[Data extracted from a collection]

+===+

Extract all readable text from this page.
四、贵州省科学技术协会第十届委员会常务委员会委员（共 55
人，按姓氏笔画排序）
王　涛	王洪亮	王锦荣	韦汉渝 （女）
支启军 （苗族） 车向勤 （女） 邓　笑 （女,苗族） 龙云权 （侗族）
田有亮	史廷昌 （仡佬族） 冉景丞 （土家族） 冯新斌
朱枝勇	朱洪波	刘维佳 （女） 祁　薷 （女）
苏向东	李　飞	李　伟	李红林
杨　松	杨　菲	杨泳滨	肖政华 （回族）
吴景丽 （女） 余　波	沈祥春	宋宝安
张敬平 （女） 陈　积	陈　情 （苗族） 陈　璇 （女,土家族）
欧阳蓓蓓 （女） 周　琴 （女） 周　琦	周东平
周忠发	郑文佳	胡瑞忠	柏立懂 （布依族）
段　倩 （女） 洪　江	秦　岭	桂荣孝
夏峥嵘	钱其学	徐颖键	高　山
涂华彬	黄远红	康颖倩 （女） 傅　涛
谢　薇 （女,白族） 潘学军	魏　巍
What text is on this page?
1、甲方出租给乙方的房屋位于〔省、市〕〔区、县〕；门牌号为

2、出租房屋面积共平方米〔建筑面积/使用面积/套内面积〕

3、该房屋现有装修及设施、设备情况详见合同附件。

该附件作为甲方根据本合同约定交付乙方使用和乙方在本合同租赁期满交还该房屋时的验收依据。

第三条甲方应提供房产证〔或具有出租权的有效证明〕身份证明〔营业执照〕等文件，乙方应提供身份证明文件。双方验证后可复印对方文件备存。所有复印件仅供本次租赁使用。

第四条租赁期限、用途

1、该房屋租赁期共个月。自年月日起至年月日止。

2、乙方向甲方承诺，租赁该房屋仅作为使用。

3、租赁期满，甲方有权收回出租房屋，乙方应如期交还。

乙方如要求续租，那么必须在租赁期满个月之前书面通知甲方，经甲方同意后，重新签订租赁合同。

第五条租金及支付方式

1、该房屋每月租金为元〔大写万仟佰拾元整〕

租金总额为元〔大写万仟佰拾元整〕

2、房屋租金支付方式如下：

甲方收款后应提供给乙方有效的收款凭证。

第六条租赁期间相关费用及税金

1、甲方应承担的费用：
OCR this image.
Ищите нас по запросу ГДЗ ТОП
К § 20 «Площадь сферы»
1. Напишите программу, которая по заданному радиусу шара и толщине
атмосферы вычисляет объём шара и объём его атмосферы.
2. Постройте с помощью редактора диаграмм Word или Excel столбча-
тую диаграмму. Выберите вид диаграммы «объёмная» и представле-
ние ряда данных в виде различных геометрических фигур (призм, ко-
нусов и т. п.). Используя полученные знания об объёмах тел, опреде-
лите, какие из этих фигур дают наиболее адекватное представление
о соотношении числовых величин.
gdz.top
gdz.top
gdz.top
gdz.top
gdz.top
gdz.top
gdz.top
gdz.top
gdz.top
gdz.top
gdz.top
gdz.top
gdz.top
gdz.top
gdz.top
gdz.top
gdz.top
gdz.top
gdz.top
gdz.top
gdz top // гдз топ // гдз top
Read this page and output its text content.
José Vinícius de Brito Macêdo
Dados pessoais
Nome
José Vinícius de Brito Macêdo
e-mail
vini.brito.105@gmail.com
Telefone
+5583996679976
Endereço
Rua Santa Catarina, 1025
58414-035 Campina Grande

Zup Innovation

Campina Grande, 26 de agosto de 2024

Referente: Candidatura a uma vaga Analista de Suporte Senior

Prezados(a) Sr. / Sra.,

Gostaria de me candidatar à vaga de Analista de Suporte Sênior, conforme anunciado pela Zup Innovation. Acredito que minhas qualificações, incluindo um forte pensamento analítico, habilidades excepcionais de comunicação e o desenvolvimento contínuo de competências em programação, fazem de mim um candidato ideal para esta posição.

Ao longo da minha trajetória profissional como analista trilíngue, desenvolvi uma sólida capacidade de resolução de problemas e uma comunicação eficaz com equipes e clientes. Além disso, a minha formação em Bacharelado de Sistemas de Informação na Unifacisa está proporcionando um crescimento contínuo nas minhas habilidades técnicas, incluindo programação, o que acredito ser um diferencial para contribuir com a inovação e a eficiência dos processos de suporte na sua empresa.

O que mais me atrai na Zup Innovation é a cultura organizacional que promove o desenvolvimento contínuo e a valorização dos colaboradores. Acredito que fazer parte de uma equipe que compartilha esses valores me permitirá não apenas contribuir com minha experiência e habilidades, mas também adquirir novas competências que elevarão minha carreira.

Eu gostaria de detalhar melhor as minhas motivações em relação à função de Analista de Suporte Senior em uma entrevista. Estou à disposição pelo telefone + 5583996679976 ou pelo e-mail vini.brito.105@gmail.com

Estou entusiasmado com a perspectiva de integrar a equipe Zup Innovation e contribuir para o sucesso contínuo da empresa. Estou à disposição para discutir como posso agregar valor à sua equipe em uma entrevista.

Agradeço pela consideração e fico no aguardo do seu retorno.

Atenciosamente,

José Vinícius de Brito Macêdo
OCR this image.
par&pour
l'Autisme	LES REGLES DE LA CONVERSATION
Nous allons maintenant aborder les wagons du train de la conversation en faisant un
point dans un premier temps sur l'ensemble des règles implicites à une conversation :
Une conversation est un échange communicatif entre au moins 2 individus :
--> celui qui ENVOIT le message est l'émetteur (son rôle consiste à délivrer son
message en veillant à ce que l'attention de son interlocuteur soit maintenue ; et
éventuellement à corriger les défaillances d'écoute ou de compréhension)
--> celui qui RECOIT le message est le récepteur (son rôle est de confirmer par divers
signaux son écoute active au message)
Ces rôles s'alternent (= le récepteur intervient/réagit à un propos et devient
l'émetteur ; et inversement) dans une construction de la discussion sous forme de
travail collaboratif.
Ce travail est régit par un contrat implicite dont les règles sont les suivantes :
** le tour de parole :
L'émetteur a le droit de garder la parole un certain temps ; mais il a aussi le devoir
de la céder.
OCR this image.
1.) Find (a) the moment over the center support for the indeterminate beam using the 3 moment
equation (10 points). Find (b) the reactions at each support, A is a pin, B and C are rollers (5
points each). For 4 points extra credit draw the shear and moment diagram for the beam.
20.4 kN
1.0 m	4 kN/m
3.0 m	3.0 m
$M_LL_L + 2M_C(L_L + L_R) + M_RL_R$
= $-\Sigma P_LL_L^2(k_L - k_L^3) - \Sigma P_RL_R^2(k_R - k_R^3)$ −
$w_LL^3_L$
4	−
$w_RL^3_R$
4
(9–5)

+===+

Written exercise -
Tell how many lines contain the word "Find", using only the number.

Exercise output -
2